▶ [INFORMATION PROVIDED]:
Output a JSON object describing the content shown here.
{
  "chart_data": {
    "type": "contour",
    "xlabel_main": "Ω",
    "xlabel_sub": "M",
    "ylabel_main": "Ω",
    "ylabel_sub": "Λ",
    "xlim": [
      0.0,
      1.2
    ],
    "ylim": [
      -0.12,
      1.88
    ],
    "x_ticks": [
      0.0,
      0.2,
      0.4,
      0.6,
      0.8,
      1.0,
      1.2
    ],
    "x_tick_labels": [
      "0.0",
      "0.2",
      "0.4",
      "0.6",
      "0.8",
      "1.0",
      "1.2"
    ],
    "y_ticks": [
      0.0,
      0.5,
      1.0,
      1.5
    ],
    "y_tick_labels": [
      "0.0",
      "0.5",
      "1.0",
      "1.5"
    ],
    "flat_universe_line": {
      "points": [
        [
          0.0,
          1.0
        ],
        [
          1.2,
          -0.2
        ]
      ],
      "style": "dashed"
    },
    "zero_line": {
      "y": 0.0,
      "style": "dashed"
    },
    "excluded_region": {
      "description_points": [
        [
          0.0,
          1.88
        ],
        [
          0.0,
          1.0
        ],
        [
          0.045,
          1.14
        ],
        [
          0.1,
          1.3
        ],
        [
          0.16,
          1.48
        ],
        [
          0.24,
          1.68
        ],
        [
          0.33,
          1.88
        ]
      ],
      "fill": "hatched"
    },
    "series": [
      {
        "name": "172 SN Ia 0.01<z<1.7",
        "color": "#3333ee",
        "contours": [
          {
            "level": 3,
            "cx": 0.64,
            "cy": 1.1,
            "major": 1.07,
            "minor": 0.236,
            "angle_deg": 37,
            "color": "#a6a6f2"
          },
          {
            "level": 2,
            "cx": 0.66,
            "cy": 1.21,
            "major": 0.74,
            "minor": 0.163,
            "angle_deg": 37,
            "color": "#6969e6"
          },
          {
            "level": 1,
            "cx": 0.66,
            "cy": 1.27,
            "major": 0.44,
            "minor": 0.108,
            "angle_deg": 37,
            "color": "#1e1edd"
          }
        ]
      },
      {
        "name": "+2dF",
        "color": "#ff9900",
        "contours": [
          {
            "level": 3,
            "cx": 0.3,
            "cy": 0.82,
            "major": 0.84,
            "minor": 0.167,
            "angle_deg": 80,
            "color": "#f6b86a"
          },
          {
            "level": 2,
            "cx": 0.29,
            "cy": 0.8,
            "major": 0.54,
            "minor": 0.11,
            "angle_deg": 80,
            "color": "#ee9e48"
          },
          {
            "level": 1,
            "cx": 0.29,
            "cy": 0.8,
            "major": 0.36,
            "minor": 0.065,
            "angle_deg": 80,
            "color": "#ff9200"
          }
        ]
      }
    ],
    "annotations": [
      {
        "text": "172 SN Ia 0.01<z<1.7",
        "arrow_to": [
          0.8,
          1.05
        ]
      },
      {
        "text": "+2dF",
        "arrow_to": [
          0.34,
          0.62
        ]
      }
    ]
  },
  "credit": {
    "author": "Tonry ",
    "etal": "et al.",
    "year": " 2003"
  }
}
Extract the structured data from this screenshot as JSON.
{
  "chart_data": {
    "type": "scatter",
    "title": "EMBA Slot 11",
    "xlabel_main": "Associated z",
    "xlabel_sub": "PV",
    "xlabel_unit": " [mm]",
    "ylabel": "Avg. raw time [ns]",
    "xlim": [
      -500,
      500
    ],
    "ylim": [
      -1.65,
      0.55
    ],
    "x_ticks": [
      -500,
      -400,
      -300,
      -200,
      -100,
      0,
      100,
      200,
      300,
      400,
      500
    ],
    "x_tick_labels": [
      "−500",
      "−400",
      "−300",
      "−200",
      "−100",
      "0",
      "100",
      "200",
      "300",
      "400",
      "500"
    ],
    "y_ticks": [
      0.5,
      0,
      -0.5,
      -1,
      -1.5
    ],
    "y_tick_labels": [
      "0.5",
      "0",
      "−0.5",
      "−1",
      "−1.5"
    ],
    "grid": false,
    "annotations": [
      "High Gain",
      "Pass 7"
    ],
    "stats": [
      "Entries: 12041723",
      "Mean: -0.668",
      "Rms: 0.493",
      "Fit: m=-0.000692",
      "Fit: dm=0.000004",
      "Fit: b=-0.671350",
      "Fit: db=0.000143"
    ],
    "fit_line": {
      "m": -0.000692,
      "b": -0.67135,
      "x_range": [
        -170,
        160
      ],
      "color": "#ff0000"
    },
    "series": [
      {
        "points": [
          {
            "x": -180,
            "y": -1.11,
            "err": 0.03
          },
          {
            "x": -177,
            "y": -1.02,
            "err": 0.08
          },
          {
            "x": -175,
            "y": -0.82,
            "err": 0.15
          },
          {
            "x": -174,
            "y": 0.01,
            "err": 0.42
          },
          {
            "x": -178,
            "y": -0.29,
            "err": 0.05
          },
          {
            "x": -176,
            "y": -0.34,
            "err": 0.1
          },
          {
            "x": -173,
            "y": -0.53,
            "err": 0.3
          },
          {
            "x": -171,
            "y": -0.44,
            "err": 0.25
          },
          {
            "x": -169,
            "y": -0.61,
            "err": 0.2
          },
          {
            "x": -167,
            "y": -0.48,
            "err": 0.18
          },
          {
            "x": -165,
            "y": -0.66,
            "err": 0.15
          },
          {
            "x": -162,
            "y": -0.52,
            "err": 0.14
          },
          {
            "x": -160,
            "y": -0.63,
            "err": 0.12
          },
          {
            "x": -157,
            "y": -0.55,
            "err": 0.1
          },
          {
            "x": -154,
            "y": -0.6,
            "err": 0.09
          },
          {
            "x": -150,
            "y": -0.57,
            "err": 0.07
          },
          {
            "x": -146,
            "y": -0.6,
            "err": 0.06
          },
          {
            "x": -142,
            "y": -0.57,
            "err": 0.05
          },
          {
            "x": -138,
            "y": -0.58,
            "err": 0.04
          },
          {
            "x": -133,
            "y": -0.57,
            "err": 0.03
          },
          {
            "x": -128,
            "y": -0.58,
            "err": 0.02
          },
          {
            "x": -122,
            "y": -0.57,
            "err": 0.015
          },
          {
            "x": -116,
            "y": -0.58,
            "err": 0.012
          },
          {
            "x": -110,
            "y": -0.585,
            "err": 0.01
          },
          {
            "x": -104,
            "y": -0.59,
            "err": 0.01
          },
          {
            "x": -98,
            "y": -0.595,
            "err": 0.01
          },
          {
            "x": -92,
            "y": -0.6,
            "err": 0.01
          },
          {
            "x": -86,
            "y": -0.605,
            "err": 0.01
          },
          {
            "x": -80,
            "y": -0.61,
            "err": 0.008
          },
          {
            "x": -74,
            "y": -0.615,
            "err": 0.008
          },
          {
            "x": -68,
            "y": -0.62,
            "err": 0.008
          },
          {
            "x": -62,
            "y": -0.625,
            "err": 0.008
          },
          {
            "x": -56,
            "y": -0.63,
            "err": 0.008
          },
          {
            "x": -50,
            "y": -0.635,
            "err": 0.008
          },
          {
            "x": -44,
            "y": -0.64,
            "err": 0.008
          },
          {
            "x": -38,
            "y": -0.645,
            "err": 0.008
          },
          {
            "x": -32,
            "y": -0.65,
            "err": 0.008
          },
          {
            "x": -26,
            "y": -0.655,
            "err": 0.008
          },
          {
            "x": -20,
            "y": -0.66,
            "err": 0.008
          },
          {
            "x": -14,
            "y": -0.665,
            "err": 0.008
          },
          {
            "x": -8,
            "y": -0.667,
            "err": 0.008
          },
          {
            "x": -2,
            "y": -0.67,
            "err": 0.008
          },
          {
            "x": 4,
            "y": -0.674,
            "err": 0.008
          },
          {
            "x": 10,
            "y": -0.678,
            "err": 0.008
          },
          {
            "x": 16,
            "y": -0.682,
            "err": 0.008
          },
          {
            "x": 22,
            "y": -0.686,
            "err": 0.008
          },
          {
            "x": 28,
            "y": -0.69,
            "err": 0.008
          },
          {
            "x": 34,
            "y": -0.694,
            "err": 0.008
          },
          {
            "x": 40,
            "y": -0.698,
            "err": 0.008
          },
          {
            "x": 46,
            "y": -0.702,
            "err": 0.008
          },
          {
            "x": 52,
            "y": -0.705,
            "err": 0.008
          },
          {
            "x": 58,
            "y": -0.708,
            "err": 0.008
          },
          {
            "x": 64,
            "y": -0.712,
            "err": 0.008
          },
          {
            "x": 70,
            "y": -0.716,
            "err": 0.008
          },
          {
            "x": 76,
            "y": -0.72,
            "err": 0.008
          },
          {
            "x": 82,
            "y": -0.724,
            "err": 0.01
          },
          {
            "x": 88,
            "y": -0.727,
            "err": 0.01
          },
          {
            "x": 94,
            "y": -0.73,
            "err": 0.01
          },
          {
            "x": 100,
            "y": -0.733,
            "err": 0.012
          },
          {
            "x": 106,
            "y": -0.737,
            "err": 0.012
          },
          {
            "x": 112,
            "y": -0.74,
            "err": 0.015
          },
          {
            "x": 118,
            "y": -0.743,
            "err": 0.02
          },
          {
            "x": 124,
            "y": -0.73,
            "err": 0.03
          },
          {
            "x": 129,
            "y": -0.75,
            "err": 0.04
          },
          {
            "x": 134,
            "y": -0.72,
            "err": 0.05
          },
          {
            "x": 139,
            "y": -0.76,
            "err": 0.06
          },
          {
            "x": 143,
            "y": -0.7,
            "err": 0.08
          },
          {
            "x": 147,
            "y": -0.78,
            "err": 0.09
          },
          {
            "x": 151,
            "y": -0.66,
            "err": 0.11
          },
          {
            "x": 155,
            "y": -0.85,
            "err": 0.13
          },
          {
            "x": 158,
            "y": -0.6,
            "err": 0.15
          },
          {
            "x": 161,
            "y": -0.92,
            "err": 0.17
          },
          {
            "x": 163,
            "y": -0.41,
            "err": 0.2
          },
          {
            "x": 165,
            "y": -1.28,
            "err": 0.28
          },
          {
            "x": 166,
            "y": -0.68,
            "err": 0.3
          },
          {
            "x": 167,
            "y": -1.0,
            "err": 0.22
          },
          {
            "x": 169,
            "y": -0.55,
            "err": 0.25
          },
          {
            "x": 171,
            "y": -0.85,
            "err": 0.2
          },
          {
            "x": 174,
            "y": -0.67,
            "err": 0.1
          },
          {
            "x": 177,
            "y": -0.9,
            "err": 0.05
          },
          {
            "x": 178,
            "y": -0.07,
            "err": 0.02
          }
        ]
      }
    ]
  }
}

▶ [GIVEN INSTRUCTION]: Identify all lines where the word "minor" shows up. Copy them.

▶ [WRITTEN RESPONSE]:
            "minor": 0.236,
            "minor": 0.163,
            "minor": 0.108,
            "minor": 0.167,
            "minor": 0.11,
            "minor": 0.065,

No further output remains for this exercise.